* BEGIN Material for the task *

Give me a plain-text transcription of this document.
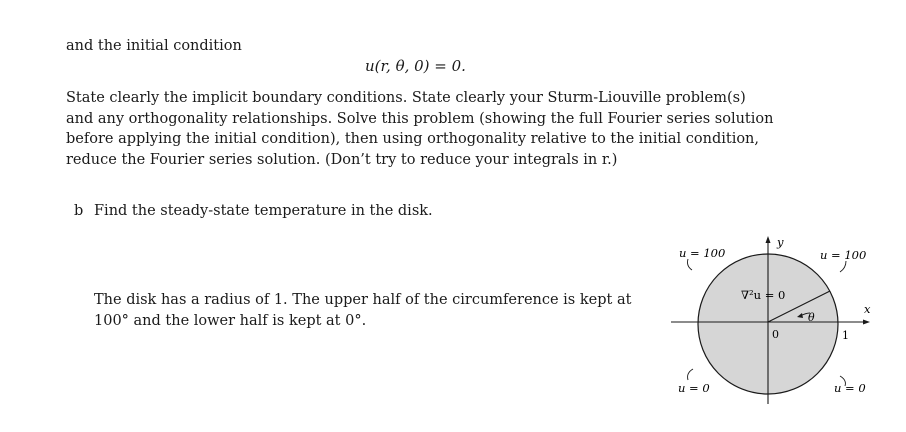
and the initial condition
u(r, θ, 0) = 0.
State clearly the implicit boundary conditions. State clearly your Sturm-Liouville problem(s)
and any orthogonality relationships. Solve this problem (showing the full Fourier series solution
before applying the initial condition), then using orthogonality relative to the initial condition,
reduce the Fourier series solution. (Don’t try to reduce your integrals in r.)
b Find the steady-state temperature in the disk.
The disk has a radius of 1. The upper half of the circumference is kept at
100° and the lower half is kept at 0°.
u = 100	u = 100
u = 0	u = 0
∇²u = 0
y
x
0	1
θ
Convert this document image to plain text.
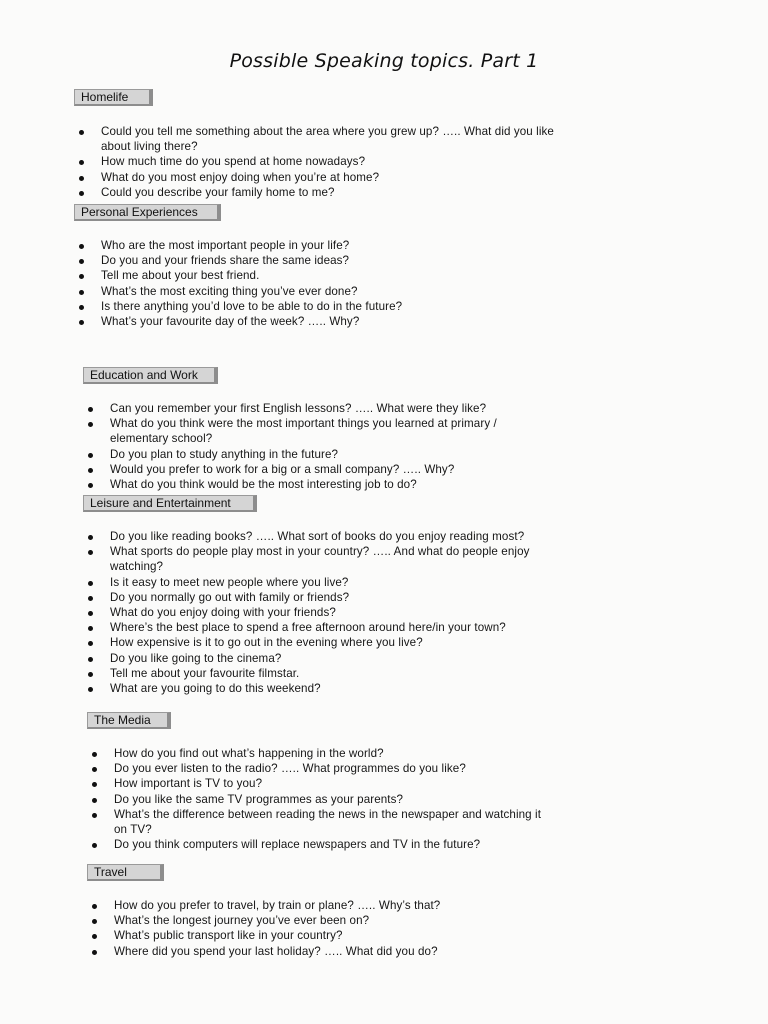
Possible Speaking topics. Part 1
Homelife
Could you tell me something about the area where you grew up? ….. What did you like about living there?
How much time do you spend at home nowadays?
What do you most enjoy doing when you’re at home?
Could you describe your family home to me?
Personal Experiences
Who are the most important people in your life?
Do you and your friends share the same ideas?
Tell me about your best friend.
What’s the most exciting thing you’ve ever done?
Is there anything you’d love to be able to do in the future?
What’s your favourite day of the week? ….. Why?
Education and Work
Can you remember your first English lessons? ….. What were they like?
What do you think were the most important things you learned at primary / elementary school?
Do you plan to study anything in the future?
Would you prefer to work for a big or a small company? ….. Why?
What do you think would be the most interesting job to do?
Leisure and Entertainment
Do you like reading books? ….. What sort of books do you enjoy reading most?
What sports do people play most in your country? ….. And what do people enjoy watching?
Is it easy to meet new people where you live?
Do you normally go out with family or friends?
What do you enjoy doing with your friends?
Where’s the best place to spend a free afternoon around here/in your town?
How expensive is it to go out in the evening where you live?
Do you like going to the cinema?
Tell me about your favourite filmstar.
What are you going to do this weekend?
The Media
How do you find out what’s happening in the world?
Do you ever listen to the radio? ….. What programmes do you like?
How important is TV to you?
Do you like the same TV programmes as your parents?
What’s the difference between reading the news in the newspaper and watching it on TV?
Do you think computers will replace newspapers and TV in the future?
Travel
How do you prefer to travel, by train or plane? ….. Why’s that?
What’s the longest journey you’ve ever been on?
What’s public transport like in your country?
Where did you spend your last holiday? ….. What did you do?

* END Material for the task *

The exercise:
The records above should be reproduced exactly, with no pictures included.

In response:
Give me a plain-text transcription of this document.
and the initial condition
u(r, θ, 0) = 0.
State clearly the implicit boundary conditions. State clearly your Sturm-Liouville problem(s)
and any orthogonality relationships. Solve this problem (showing the full Fourier series solution
before applying the initial condition), then using orthogonality relative to the initial condition,
reduce the Fourier series solution. (Don’t try to reduce your integrals in r.)
b Find the steady-state temperature in the disk.
The disk has a radius of 1. The upper half of the circumference is kept at
100° and the lower half is kept at 0°.
u = 100	u = 100
u = 0	u = 0
∇²u = 0
y
x
0	1
θ
Convert this document image to plain text.
Possible Speaking topics. Part 1
Homelife
Could you tell me something about the area where you grew up? ….. What did you like about living there?
How much time do you spend at home nowadays?
What do you most enjoy doing when you’re at home?
Could you describe your family home to me?
Personal Experiences
Who are the most important people in your life?
Do you and your friends share the same ideas?
Tell me about your best friend.
What’s the most exciting thing you’ve ever done?
Is there anything you’d love to be able to do in the future?
What’s your favourite day of the week? ….. Why?
Education and Work
Can you remember your first English lessons? ….. What were they like?
What do you think were the most important things you learned at primary / elementary school?
Do you plan to study anything in the future?
Would you prefer to work for a big or a small company? ….. Why?
What do you think would be the most interesting job to do?
Leisure and Entertainment
Do you like reading books? ….. What sort of books do you enjoy reading most?
What sports do people play most in your country? ….. And what do people enjoy watching?
Is it easy to meet new people where you live?
Do you normally go out with family or friends?
What do you enjoy doing with your friends?
Where’s the best place to spend a free afternoon around here/in your town?
How expensive is it to go out in the evening where you live?
Do you like going to the cinema?
Tell me about your favourite filmstar.
What are you going to do this weekend?
The Media
How do you find out what’s happening in the world?
Do you ever listen to the radio? ….. What programmes do you like?
How important is TV to you?
Do you like the same TV programmes as your parents?
What’s the difference between reading the news in the newspaper and watching it on TV?
Do you think computers will replace newspapers and TV in the future?
Travel
How do you prefer to travel, by train or plane? ….. Why’s that?
What’s the longest journey you’ve ever been on?
What’s public transport like in your country?
Where did you spend your last holiday? ….. What did you do?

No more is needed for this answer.